Determine how many lines contain the string "positive". Reply with that figure and nothing else.

** START Supplied entries **

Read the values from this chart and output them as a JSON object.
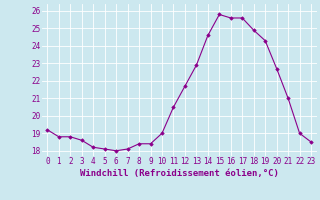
{
  "x": [
    0,
    1,
    2,
    3,
    4,
    5,
    6,
    7,
    8,
    9,
    10,
    11,
    12,
    13,
    14,
    15,
    16,
    17,
    18,
    19,
    20,
    21,
    22,
    23
  ],
  "y": [
    19.2,
    18.8,
    18.8,
    18.6,
    18.2,
    18.1,
    18.0,
    18.1,
    18.4,
    18.4,
    19.0,
    20.5,
    21.7,
    22.9,
    24.6,
    25.8,
    25.6,
    25.6,
    24.9,
    24.3,
    22.7,
    21.0,
    19.0,
    18.5
  ],
  "line_color": "#8B008B",
  "marker": "D",
  "marker_size": 1.8,
  "bg_color": "#cce8ef",
  "grid_color": "#ffffff",
  "xlabel": "Windchill (Refroidissement éolien,°C)",
  "xlabel_color": "#8B008B",
  "ylabel_ticks": [
    18,
    19,
    20,
    21,
    22,
    23,
    24,
    25,
    26
  ],
  "xtick_labels": [
    "0",
    "1",
    "2",
    "3",
    "4",
    "5",
    "6",
    "7",
    "8",
    "9",
    "10",
    "11",
    "12",
    "13",
    "14",
    "15",
    "16",
    "17",
    "18",
    "19",
    "20",
    "21",
    "22",
    "23"
  ],
  "ylim": [
    17.7,
    26.4
  ],
  "xlim": [
    -0.5,
    23.5
  ],
  "tick_color": "#8B008B",
  "tick_fontsize": 5.5,
  "xlabel_fontsize": 6.5,
  "linewidth": 0.8
}
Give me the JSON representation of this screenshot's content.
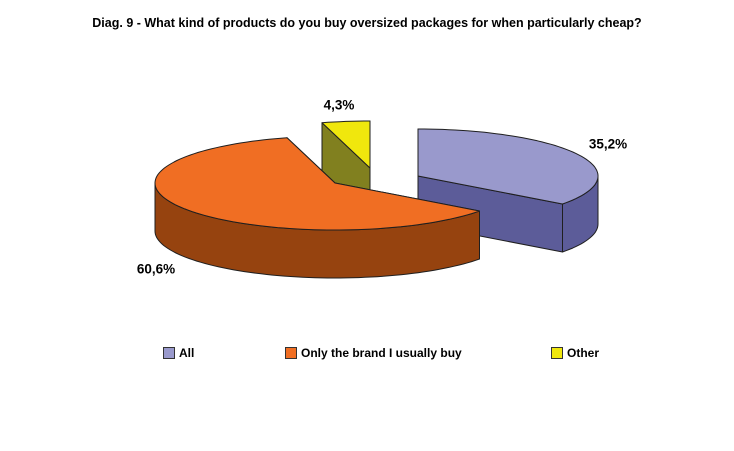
{
  "title": "Diag. 9 - What kind of products do you buy oversized packages for when particularly cheap?",
  "chart_data": {
    "type": "pie",
    "style": "3d-exploded",
    "unit": "%",
    "start_angle_deg": 0,
    "direction": "clockwise",
    "legend_position": "bottom",
    "background": "#ffffff",
    "outline_color": "#1f1f1f",
    "slices": [
      {
        "label": "All",
        "value": 35.2,
        "display": "35,2%",
        "color_top": "#9999CC",
        "color_side": "#5C5C99"
      },
      {
        "label": "Only the brand I usually buy",
        "value": 60.6,
        "display": "60,6%",
        "color_top": "#F06E23",
        "color_side": "#96430F"
      },
      {
        "label": "Other",
        "value": 4.3,
        "display": "4,3%",
        "color_top": "#F0E70D",
        "color_side": "#81801F"
      }
    ]
  }
}
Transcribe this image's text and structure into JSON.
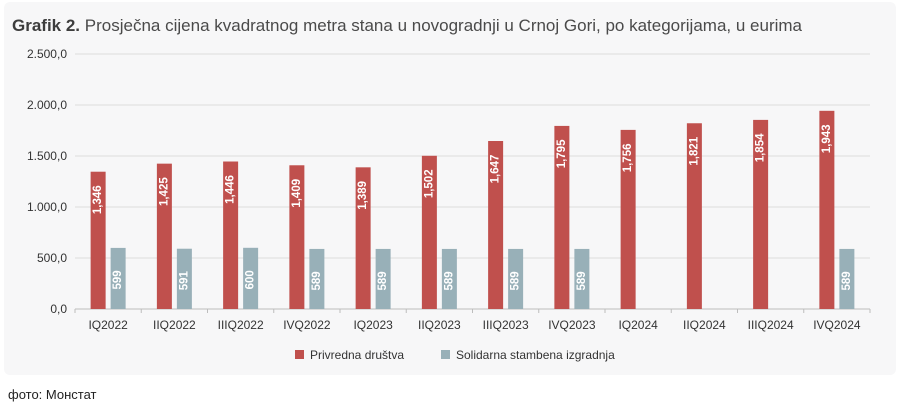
{
  "caption": "фото: Монстат",
  "chart_data": {
    "type": "bar",
    "title_label": "Grafik 2.",
    "title": "Prosječna cijena kvadratnog metra stana u novogradnji u Crnoj Gori, po kategorijama, u eurima",
    "xlabel": "",
    "ylabel": "",
    "ylim": [
      0,
      2500
    ],
    "yticks": [
      "0,0",
      "500,0",
      "1.000,0",
      "1.500,0",
      "2.000,0",
      "2.500,0"
    ],
    "grid": true,
    "legend_position": "bottom",
    "categories": [
      "IQ2022",
      "IIQ2022",
      "IIIQ2022",
      "IVQ2022",
      "IQ2023",
      "IIQ2023",
      "IIIQ2023",
      "IVQ2023",
      "IQ2024",
      "IIQ2024",
      "IIIQ2024",
      "IVQ2024"
    ],
    "series": [
      {
        "name": "Privredna društva",
        "color": "#c0504d",
        "values": [
          1346,
          1425,
          1446,
          1409,
          1389,
          1502,
          1647,
          1795,
          1756,
          1821,
          1854,
          1943
        ],
        "labels": [
          "1,346",
          "1,425",
          "1,446",
          "1,409",
          "1,389",
          "1,502",
          "1,647",
          "1,795",
          "1,756",
          "1,821",
          "1,854",
          "1,943"
        ]
      },
      {
        "name": "Solidarna stambena izgradnja",
        "color": "#98b0b8",
        "values": [
          599,
          591,
          600,
          589,
          589,
          589,
          589,
          589,
          null,
          null,
          null,
          589
        ],
        "labels": [
          "599",
          "591",
          "600",
          "589",
          "589",
          "589",
          "589",
          "589",
          null,
          null,
          null,
          "589"
        ]
      }
    ]
  }
}
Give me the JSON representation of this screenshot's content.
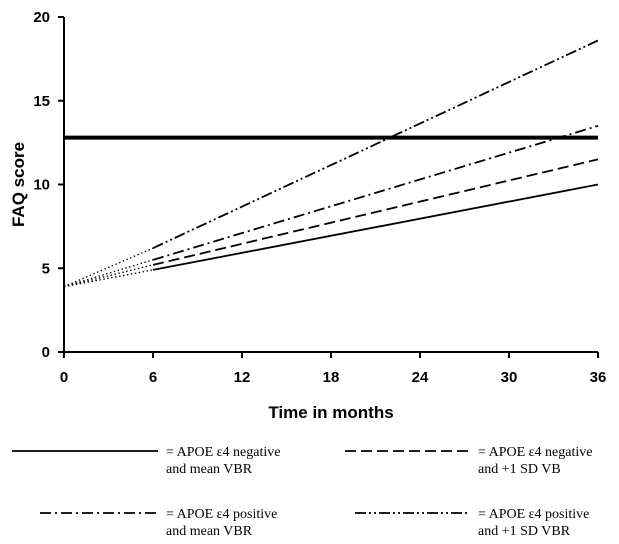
{
  "chart_data": {
    "type": "line",
    "xlabel": "Time in months",
    "ylabel": "FAQ score",
    "xlim": [
      0,
      36
    ],
    "ylim": [
      0,
      20
    ],
    "x_ticks": [
      0,
      6,
      12,
      18,
      24,
      30,
      36
    ],
    "y_ticks": [
      0,
      5,
      10,
      15,
      20
    ],
    "grid": false,
    "legend_position": "bottom",
    "x": [
      0,
      6,
      36
    ],
    "reference_line": {
      "y": 12.8
    },
    "series": [
      {
        "name": "= APOE ε4 negative and mean VBR",
        "legend_lines": [
          "= APOE ε4 negative",
          "and mean VBR"
        ],
        "values": [
          3.9,
          4.9,
          10.0
        ],
        "style": "solid"
      },
      {
        "name": "= APOE ε4 negative and +1 SD VB",
        "legend_lines": [
          "= APOE ε4 negative",
          "and +1 SD VB"
        ],
        "values": [
          3.9,
          5.2,
          11.5
        ],
        "style": "dashed"
      },
      {
        "name": "= APOE ε4 positive and mean VBR",
        "legend_lines": [
          "= APOE ε4 positive",
          "and mean VBR"
        ],
        "values": [
          3.9,
          5.5,
          13.5
        ],
        "style": "dashdot"
      },
      {
        "name": "= APOE ε4 positive and +1 SD VBR",
        "legend_lines": [
          "= APOE ε4 positive",
          "and +1 SD VBR"
        ],
        "values": [
          3.9,
          6.2,
          18.6
        ],
        "style": "dashdotdot"
      }
    ]
  }
}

** END Supplied entries **

* [Output]: 4